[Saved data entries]
· · ·

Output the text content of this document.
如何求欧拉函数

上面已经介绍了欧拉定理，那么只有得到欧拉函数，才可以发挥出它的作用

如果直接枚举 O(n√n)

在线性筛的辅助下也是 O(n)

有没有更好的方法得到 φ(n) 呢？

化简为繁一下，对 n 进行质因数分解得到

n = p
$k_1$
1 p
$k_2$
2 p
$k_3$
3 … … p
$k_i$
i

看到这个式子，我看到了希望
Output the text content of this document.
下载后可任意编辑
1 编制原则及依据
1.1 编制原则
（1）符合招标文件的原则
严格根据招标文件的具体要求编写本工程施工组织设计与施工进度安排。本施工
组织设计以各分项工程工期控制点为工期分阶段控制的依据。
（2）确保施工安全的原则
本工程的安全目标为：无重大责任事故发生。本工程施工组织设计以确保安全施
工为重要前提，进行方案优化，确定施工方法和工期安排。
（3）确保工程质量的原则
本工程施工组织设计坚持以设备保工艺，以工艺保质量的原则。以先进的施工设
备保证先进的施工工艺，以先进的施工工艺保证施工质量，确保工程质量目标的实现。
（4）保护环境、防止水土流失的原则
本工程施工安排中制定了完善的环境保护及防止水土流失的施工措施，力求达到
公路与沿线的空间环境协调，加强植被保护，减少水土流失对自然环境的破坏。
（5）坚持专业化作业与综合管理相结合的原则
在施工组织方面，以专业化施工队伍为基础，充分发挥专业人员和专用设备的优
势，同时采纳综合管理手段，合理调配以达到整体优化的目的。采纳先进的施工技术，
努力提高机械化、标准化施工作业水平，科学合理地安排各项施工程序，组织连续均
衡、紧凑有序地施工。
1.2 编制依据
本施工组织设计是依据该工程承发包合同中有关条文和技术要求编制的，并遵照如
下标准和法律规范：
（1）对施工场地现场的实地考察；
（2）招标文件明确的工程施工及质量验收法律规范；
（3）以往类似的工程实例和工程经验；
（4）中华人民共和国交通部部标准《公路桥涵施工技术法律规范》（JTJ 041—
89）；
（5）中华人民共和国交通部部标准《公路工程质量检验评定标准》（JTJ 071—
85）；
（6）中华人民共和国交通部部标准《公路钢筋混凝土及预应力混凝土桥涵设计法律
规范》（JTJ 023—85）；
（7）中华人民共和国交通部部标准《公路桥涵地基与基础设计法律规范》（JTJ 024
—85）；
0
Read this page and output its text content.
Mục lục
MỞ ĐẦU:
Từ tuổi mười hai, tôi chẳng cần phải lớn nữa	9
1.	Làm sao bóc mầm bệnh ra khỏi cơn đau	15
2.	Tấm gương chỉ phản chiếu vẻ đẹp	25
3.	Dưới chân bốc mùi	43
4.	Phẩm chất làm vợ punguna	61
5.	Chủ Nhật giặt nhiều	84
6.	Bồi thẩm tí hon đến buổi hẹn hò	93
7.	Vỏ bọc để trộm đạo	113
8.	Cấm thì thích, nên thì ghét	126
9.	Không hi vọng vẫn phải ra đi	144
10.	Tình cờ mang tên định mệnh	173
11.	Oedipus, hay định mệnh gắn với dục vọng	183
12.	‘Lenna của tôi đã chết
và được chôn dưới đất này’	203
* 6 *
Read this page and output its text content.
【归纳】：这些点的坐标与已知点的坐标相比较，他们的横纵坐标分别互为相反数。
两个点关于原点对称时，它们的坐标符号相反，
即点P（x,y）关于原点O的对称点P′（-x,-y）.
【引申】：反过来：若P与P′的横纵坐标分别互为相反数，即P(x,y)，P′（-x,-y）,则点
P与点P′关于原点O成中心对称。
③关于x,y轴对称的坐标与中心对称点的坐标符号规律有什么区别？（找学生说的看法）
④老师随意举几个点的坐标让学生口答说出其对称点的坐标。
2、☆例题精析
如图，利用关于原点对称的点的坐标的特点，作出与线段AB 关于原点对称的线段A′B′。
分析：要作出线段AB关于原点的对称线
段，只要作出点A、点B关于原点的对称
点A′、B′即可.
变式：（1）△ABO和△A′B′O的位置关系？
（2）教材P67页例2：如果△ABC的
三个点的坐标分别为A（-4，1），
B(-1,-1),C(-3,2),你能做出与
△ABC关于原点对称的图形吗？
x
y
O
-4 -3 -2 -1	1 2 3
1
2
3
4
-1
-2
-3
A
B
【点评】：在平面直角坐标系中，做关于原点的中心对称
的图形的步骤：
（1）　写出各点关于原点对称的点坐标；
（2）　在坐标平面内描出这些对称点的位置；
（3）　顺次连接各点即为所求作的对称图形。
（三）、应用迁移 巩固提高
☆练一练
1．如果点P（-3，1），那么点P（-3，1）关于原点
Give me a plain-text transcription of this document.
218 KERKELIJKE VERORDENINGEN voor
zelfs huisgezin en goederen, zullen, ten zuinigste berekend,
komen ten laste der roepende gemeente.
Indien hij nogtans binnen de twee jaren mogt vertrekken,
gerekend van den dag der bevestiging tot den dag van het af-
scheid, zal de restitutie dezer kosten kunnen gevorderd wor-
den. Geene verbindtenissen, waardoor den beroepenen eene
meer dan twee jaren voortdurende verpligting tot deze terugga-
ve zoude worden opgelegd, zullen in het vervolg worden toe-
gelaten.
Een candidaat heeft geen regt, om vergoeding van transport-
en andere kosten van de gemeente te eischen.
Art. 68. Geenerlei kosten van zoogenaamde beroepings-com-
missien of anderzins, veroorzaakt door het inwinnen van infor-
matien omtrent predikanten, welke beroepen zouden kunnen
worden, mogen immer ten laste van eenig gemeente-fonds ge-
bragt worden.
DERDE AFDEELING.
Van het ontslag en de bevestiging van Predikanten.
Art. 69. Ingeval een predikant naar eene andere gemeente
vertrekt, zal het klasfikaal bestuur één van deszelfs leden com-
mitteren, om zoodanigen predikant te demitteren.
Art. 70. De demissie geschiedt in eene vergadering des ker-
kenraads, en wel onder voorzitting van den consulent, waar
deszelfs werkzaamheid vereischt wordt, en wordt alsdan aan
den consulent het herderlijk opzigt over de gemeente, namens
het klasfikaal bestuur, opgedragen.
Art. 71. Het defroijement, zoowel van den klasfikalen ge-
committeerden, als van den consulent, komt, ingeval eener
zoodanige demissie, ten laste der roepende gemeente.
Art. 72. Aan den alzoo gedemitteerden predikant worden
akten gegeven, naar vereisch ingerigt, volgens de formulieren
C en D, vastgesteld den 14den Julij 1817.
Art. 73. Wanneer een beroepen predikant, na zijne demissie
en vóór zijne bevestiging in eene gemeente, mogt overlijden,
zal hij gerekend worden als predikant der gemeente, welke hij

· · ·

→ **What you need to do**: All entries shown above should be printed again exactly.

→ **Solution to the exercise**:
Output the text content of this document.
如何求欧拉函数

上面已经介绍了欧拉定理，那么只有得到欧拉函数，才可以发挥出它的作用

如果直接枚举 O(n√n)

在线性筛的辅助下也是 O(n)

有没有更好的方法得到 φ(n) 呢？

化简为繁一下，对 n 进行质因数分解得到

n = p
$k_1$
1 p
$k_2$
2 p
$k_3$
3 … … p
$k_i$
i

看到这个式子，我看到了希望
Output the text content of this document.
下载后可任意编辑
1 编制原则及依据
1.1 编制原则
（1）符合招标文件的原则
严格根据招标文件的具体要求编写本工程施工组织设计与施工进度安排。本施工
组织设计以各分项工程工期控制点为工期分阶段控制的依据。
（2）确保施工安全的原则
本工程的安全目标为：无重大责任事故发生。本工程施工组织设计以确保安全施
工为重要前提，进行方案优化，确定施工方法和工期安排。
（3）确保工程质量的原则
本工程施工组织设计坚持以设备保工艺，以工艺保质量的原则。以先进的施工设
备保证先进的施工工艺，以先进的施工工艺保证施工质量，确保工程质量目标的实现。
（4）保护环境、防止水土流失的原则
本工程施工安排中制定了完善的环境保护及防止水土流失的施工措施，力求达到
公路与沿线的空间环境协调，加强植被保护，减少水土流失对自然环境的破坏。
（5）坚持专业化作业与综合管理相结合的原则
在施工组织方面，以专业化施工队伍为基础，充分发挥专业人员和专用设备的优
势，同时采纳综合管理手段，合理调配以达到整体优化的目的。采纳先进的施工技术，
努力提高机械化、标准化施工作业水平，科学合理地安排各项施工程序，组织连续均
衡、紧凑有序地施工。
1.2 编制依据
本施工组织设计是依据该工程承发包合同中有关条文和技术要求编制的，并遵照如
下标准和法律规范：
（1）对施工场地现场的实地考察；
（2）招标文件明确的工程施工及质量验收法律规范；
（3）以往类似的工程实例和工程经验；
（4）中华人民共和国交通部部标准《公路桥涵施工技术法律规范》（JTJ 041—
89）；
（5）中华人民共和国交通部部标准《公路工程质量检验评定标准》（JTJ 071—
85）；
（6）中华人民共和国交通部部标准《公路钢筋混凝土及预应力混凝土桥涵设计法律
规范》（JTJ 023—85）；
（7）中华人民共和国交通部部标准《公路桥涵地基与基础设计法律规范》（JTJ 024
—85）；
0
Read this page and output its text content.
Mục lục
MỞ ĐẦU:
Từ tuổi mười hai, tôi chẳng cần phải lớn nữa	9
1.	Làm sao bóc mầm bệnh ra khỏi cơn đau	15
2.	Tấm gương chỉ phản chiếu vẻ đẹp	25
3.	Dưới chân bốc mùi	43
4.	Phẩm chất làm vợ punguna	61
5.	Chủ Nhật giặt nhiều	84
6.	Bồi thẩm tí hon đến buổi hẹn hò	93
7.	Vỏ bọc để trộm đạo	113
8.	Cấm thì thích, nên thì ghét	126
9.	Không hi vọng vẫn phải ra đi	144
10.	Tình cờ mang tên định mệnh	173
11.	Oedipus, hay định mệnh gắn với dục vọng	183
12.	‘Lenna của tôi đã chết
và được chôn dưới đất này’	203
* 6 *
Read this page and output its text content.
【归纳】：这些点的坐标与已知点的坐标相比较，他们的横纵坐标分别互为相反数。
两个点关于原点对称时，它们的坐标符号相反，
即点P（x,y）关于原点O的对称点P′（-x,-y）.
【引申】：反过来：若P与P′的横纵坐标分别互为相反数，即P(x,y)，P′（-x,-y）,则点
P与点P′关于原点O成中心对称。
③关于x,y轴对称的坐标与中心对称点的坐标符号规律有什么区别？（找学生说的看法）
④老师随意举几个点的坐标让学生口答说出其对称点的坐标。
2、☆例题精析
如图，利用关于原点对称的点的坐标的特点，作出与线段AB 关于原点对称的线段A′B′。
分析：要作出线段AB关于原点的对称线
段，只要作出点A、点B关于原点的对称
点A′、B′即可.
变式：（1）△ABO和△A′B′O的位置关系？
（2）教材P67页例2：如果△ABC的
三个点的坐标分别为A（-4，1），
B(-1,-1),C(-3,2),你能做出与
△ABC关于原点对称的图形吗？
x
y
O
-4 -3 -2 -1	1 2 3
1
2
3
4
-1
-2
-3
A
B
【点评】：在平面直角坐标系中，做关于原点的中心对称
的图形的步骤：
（1）　写出各点关于原点对称的点坐标；
（2）　在坐标平面内描出这些对称点的位置；
（3）　顺次连接各点即为所求作的对称图形。
（三）、应用迁移 巩固提高
☆练一练
1．如果点P（-3，1），那么点P（-3，1）关于原点
Give me a plain-text transcription of this document.
218 KERKELIJKE VERORDENINGEN voor
zelfs huisgezin en goederen, zullen, ten zuinigste berekend,
komen ten laste der roepende gemeente.
Indien hij nogtans binnen de twee jaren mogt vertrekken,
gerekend van den dag der bevestiging tot den dag van het af-
scheid, zal de restitutie dezer kosten kunnen gevorderd wor-
den. Geene verbindtenissen, waardoor den beroepenen eene
meer dan twee jaren voortdurende verpligting tot deze terugga-
ve zoude worden opgelegd, zullen in het vervolg worden toe-
gelaten.
Een candidaat heeft geen regt, om vergoeding van transport-
en andere kosten van de gemeente te eischen.
Art. 68. Geenerlei kosten van zoogenaamde beroepings-com-
missien of anderzins, veroorzaakt door het inwinnen van infor-
matien omtrent predikanten, welke beroepen zouden kunnen
worden, mogen immer ten laste van eenig gemeente-fonds ge-
bragt worden.
DERDE AFDEELING.
Van het ontslag en de bevestiging van Predikanten.
Art. 69. Ingeval een predikant naar eene andere gemeente
vertrekt, zal het klasfikaal bestuur één van deszelfs leden com-
mitteren, om zoodanigen predikant te demitteren.
Art. 70. De demissie geschiedt in eene vergadering des ker-
kenraads, en wel onder voorzitting van den consulent, waar
deszelfs werkzaamheid vereischt wordt, en wordt alsdan aan
den consulent het herderlijk opzigt over de gemeente, namens
het klasfikaal bestuur, opgedragen.
Art. 71. Het defroijement, zoowel van den klasfikalen ge-
committeerden, als van den consulent, komt, ingeval eener
zoodanige demissie, ten laste der roepende gemeente.
Art. 72. Aan den alzoo gedemitteerden predikant worden
akten gegeven, naar vereisch ingerigt, volgens de formulieren
C en D, vastgesteld den 14den Julij 1817.
Art. 73. Wanneer een beroepen predikant, na zijne demissie
en vóór zijne bevestiging in eene gemeente, mogt overlijden,
zal hij gerekend worden als predikant der gemeente, welke hij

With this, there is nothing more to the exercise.